PROMPT =
Using the listing below, report all lines holding the word "subtitle".

****************

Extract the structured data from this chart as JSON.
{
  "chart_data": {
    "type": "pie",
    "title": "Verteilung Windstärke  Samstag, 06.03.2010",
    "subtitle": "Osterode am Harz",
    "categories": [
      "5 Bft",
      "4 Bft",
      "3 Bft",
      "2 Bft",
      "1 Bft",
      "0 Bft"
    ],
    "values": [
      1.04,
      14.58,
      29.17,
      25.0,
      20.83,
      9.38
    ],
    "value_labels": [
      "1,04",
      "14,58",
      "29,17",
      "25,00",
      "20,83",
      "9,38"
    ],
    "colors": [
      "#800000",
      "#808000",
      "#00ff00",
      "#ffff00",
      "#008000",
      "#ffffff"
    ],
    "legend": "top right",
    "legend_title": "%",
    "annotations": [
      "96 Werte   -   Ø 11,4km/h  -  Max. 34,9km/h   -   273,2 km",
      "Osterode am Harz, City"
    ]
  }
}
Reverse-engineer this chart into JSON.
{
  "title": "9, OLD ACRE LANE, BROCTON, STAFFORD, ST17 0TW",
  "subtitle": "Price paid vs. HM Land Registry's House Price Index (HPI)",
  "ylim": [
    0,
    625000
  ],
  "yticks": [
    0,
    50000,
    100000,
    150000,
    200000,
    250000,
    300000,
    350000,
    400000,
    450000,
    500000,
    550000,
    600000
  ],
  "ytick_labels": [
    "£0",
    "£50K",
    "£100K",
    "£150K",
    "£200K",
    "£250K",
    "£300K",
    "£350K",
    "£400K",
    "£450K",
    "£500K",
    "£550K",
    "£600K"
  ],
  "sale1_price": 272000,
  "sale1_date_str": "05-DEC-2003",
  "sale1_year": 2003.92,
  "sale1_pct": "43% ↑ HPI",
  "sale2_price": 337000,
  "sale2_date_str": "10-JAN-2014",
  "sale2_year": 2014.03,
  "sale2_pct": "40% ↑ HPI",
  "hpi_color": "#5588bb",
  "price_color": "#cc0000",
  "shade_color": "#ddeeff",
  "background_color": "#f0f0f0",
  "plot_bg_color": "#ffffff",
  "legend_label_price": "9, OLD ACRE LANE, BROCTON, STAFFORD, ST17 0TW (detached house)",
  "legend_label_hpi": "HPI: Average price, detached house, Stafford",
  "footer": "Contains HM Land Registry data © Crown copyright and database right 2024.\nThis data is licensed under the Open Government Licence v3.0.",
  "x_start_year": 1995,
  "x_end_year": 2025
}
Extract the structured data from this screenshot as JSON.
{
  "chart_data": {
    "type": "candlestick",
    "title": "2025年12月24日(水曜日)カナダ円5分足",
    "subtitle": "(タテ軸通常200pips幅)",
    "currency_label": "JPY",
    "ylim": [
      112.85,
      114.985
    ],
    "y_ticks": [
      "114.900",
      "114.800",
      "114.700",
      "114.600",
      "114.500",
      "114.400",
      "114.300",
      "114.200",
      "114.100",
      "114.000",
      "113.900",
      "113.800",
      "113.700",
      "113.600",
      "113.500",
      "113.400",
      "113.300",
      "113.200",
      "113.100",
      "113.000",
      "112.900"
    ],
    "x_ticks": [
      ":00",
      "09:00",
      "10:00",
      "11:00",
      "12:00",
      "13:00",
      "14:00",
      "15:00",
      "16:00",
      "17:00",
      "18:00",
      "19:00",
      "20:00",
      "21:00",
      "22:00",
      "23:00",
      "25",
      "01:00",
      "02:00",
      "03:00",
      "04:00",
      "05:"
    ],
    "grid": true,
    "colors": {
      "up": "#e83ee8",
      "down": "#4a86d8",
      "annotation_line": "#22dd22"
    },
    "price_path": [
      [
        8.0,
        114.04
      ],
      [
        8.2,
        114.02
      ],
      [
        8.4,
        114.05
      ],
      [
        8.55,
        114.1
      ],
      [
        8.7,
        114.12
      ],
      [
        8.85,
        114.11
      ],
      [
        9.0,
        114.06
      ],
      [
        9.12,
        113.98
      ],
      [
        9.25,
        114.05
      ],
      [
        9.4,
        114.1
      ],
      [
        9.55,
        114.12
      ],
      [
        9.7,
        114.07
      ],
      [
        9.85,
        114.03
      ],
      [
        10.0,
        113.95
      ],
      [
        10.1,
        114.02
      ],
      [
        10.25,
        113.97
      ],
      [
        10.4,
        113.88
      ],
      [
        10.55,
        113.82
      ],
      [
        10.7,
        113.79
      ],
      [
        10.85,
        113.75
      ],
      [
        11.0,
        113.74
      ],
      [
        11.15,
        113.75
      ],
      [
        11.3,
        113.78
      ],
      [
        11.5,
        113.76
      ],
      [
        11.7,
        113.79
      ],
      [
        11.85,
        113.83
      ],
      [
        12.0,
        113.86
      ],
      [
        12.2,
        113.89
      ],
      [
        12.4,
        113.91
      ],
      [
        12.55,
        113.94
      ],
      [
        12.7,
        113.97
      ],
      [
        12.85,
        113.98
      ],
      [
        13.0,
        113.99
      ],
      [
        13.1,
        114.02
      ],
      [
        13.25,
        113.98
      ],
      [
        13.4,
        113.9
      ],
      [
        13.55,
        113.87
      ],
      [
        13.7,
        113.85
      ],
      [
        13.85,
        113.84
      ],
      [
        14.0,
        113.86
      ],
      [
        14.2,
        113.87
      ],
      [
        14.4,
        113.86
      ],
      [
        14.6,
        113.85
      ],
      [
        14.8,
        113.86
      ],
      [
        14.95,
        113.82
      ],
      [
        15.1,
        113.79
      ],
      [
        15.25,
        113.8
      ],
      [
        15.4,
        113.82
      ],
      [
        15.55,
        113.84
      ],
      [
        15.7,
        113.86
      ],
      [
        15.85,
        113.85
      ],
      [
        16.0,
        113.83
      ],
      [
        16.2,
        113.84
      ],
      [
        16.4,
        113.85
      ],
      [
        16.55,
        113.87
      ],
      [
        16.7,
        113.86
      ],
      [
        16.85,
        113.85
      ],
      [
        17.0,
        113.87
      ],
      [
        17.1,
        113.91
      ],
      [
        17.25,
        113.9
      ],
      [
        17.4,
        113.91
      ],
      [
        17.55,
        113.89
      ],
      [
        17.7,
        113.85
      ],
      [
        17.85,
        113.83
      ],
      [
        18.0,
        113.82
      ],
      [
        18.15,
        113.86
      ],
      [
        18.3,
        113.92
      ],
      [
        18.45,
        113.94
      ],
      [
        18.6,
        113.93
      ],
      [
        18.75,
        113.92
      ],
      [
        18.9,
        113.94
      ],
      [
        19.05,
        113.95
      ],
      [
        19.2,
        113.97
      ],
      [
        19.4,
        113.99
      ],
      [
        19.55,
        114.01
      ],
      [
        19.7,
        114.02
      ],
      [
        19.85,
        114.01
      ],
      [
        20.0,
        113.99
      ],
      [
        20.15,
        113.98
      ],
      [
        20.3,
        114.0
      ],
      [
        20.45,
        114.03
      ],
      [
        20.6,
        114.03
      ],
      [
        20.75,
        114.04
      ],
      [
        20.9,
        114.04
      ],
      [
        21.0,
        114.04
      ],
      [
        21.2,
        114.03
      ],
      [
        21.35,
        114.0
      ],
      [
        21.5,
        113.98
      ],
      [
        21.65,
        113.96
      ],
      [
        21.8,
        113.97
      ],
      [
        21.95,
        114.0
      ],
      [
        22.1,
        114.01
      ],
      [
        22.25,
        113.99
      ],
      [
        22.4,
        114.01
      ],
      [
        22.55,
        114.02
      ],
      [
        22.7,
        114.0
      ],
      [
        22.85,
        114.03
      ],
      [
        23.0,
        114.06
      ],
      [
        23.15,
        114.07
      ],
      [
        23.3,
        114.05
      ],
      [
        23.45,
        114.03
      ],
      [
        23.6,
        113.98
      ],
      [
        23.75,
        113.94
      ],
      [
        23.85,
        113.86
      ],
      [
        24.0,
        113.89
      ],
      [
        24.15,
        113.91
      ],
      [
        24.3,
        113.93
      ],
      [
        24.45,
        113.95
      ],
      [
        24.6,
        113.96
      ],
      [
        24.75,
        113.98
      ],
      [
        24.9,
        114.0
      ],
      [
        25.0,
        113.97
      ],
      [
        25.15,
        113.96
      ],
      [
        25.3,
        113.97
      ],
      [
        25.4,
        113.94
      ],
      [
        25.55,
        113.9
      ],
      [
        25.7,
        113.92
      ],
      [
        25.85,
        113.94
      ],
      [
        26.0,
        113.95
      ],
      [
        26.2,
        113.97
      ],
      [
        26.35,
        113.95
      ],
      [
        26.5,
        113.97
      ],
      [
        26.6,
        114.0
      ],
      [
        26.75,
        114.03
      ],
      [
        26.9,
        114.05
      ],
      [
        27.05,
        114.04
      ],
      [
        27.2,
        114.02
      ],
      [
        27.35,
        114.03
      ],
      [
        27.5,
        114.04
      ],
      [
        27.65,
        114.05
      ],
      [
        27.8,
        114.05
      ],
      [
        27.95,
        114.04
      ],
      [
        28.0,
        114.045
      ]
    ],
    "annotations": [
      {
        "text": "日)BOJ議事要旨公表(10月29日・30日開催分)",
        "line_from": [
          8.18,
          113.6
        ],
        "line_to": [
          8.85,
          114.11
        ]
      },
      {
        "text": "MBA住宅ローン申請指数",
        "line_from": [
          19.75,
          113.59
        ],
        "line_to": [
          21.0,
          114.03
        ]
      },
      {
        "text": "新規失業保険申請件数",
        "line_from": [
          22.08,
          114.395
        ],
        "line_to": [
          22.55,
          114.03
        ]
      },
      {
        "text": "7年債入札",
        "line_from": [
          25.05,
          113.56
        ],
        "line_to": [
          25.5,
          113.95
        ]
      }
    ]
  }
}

****************

SOLUTION BELOW =
    "subtitle": "Osterode am Harz",
  "subtitle": "Price paid vs. HM Land Registry's House Price Index (HPI)",
    "subtitle": "(タテ軸通常200pips幅)",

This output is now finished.